Items listed in a dataset:
▬▬▬▬▬▬

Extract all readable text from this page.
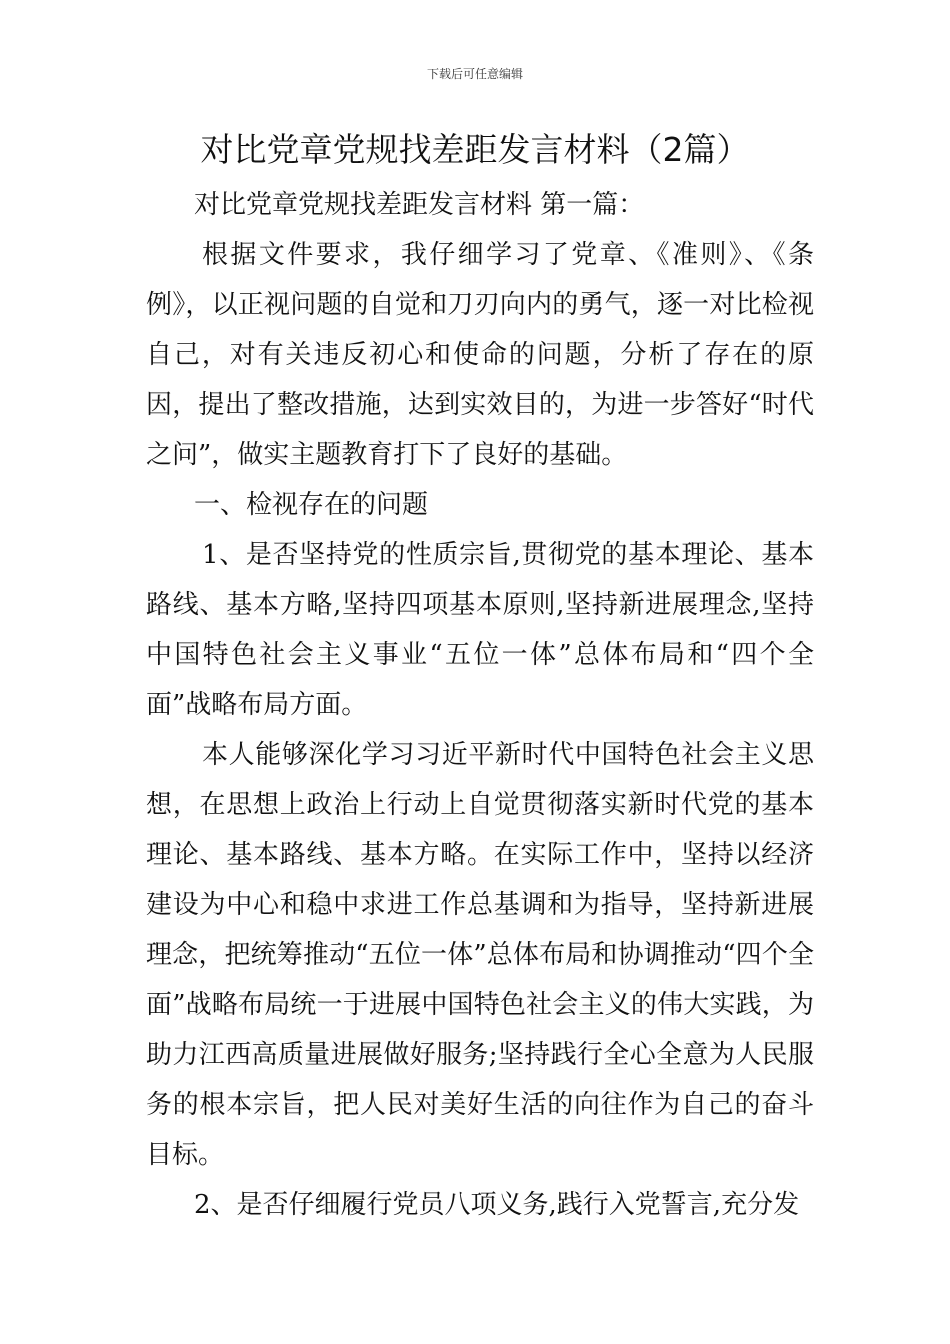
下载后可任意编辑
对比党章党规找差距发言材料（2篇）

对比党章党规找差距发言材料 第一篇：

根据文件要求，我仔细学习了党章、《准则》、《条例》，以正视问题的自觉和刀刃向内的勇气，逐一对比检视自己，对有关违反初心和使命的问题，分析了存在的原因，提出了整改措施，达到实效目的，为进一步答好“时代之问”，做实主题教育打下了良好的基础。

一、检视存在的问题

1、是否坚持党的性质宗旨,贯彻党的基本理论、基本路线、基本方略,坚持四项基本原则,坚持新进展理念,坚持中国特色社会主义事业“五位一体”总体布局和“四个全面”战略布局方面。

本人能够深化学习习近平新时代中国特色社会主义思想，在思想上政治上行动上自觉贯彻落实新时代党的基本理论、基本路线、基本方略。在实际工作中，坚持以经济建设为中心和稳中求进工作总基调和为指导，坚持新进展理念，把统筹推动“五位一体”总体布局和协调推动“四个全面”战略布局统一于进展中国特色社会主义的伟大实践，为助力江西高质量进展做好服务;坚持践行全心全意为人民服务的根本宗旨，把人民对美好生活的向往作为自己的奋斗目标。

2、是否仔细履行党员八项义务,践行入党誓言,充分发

▬▬▬▬▬▬

▶ [Exercise]: Give the number of lines containing the word "基本路线". No other answer is needed.

▶ [Solution]: 2